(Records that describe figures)
-----
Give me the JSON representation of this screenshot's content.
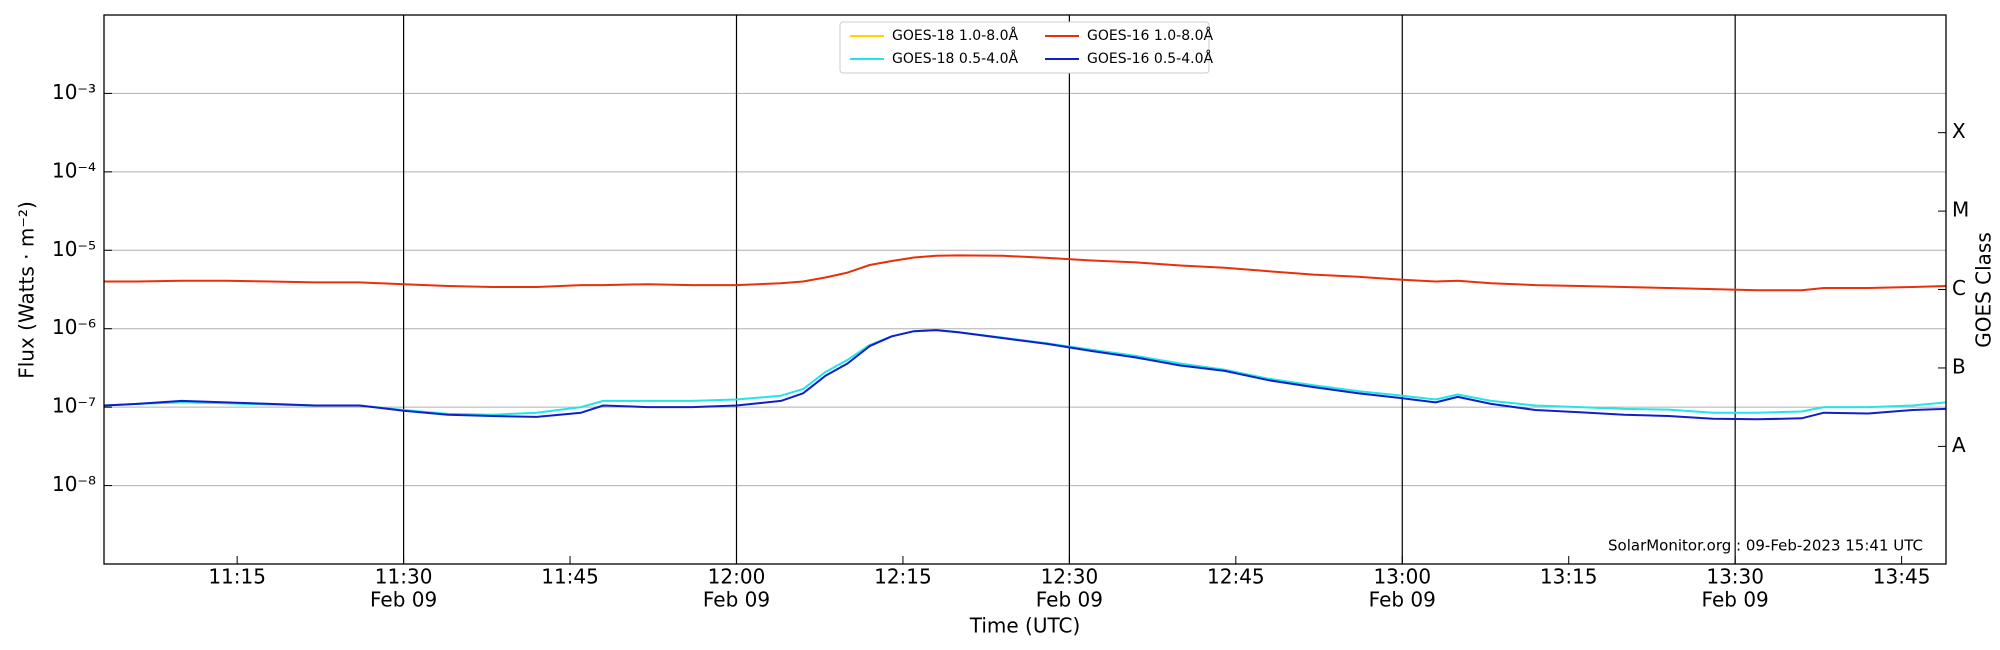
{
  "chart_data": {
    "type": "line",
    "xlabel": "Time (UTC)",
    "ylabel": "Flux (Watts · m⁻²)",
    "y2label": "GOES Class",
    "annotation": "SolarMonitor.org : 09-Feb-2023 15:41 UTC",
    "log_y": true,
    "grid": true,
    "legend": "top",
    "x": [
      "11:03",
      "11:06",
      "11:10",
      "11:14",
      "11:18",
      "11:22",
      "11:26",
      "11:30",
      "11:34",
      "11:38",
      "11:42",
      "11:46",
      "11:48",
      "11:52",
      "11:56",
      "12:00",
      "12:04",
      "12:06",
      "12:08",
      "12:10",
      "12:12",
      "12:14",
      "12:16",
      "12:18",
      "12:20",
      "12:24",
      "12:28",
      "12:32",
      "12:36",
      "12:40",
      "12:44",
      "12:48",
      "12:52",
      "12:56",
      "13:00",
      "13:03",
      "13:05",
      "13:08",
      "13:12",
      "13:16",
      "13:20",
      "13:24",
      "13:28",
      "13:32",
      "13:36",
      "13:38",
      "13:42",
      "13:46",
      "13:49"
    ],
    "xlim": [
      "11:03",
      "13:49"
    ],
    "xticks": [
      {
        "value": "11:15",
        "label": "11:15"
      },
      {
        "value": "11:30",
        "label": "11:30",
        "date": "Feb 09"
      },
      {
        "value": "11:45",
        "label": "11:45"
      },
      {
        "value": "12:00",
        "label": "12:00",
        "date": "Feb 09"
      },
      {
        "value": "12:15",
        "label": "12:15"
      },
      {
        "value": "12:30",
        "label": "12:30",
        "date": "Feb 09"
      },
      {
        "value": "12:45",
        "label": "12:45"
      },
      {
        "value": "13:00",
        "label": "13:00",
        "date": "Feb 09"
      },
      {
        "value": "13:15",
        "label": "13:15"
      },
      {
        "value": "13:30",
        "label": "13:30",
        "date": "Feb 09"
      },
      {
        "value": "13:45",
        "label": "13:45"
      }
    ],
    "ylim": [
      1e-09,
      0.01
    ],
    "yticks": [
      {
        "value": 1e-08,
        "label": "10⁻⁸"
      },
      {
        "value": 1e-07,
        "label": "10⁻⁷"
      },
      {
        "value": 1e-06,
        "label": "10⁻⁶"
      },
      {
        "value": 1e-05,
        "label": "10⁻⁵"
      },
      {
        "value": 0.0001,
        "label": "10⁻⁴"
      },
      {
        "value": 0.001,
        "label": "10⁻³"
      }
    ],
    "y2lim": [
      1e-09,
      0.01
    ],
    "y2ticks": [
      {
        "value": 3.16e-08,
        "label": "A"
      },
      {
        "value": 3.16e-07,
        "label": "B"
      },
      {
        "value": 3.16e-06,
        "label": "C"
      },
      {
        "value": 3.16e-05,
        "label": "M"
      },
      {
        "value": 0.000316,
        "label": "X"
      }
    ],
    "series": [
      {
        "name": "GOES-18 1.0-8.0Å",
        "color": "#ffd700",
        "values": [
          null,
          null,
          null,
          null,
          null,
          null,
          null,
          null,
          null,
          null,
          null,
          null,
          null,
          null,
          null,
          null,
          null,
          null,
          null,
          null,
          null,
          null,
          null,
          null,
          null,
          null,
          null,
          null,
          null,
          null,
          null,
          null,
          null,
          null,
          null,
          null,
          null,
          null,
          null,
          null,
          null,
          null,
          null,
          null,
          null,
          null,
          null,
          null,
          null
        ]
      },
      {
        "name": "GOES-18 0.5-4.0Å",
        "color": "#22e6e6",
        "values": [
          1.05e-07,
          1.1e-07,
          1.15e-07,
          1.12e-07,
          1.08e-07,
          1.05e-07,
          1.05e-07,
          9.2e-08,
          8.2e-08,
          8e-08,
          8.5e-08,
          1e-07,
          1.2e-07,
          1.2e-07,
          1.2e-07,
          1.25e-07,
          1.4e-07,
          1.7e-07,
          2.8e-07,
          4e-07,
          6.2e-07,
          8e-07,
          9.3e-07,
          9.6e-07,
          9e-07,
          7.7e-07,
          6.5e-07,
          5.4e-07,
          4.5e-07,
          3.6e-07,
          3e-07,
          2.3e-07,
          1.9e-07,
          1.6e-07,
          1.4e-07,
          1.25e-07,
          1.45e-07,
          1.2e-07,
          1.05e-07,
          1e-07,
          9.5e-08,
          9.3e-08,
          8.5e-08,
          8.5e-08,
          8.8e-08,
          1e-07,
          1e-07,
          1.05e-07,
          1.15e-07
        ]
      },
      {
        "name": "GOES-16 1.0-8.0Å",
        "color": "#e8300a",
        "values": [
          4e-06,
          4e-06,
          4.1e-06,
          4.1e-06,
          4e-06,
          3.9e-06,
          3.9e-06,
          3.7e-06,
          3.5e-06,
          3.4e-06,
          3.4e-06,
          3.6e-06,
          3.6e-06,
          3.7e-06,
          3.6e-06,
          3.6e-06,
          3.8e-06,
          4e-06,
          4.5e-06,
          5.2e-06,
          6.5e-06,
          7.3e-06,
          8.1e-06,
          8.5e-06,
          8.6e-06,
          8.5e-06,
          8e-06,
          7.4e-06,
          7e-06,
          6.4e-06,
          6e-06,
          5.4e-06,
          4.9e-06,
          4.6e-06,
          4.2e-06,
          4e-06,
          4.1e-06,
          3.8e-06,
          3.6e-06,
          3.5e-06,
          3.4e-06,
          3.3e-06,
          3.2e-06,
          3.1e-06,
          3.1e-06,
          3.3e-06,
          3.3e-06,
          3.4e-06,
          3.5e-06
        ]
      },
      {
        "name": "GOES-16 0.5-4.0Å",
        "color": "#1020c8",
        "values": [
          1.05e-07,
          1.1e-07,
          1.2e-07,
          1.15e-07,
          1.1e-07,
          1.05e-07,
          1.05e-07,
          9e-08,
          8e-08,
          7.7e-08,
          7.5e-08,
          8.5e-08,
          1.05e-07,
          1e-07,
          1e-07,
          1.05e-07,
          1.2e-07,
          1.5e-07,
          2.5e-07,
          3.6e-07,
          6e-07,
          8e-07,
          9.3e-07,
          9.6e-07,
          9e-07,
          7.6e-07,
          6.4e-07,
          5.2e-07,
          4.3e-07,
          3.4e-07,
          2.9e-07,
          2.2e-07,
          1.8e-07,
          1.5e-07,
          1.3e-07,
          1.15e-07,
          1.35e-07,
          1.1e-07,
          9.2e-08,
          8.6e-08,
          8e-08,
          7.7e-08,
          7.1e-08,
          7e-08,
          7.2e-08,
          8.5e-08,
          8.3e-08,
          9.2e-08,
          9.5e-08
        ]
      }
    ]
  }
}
-----
Stated problem: Identify the lines of the data that contain the word "name". Copy each of them.

The answer:
        "name": "GOES-18 1.0-8.0Å",
        "name": "GOES-18 0.5-4.0Å",
        "name": "GOES-16 1.0-8.0Å",
        "name": "GOES-16 0.5-4.0Å",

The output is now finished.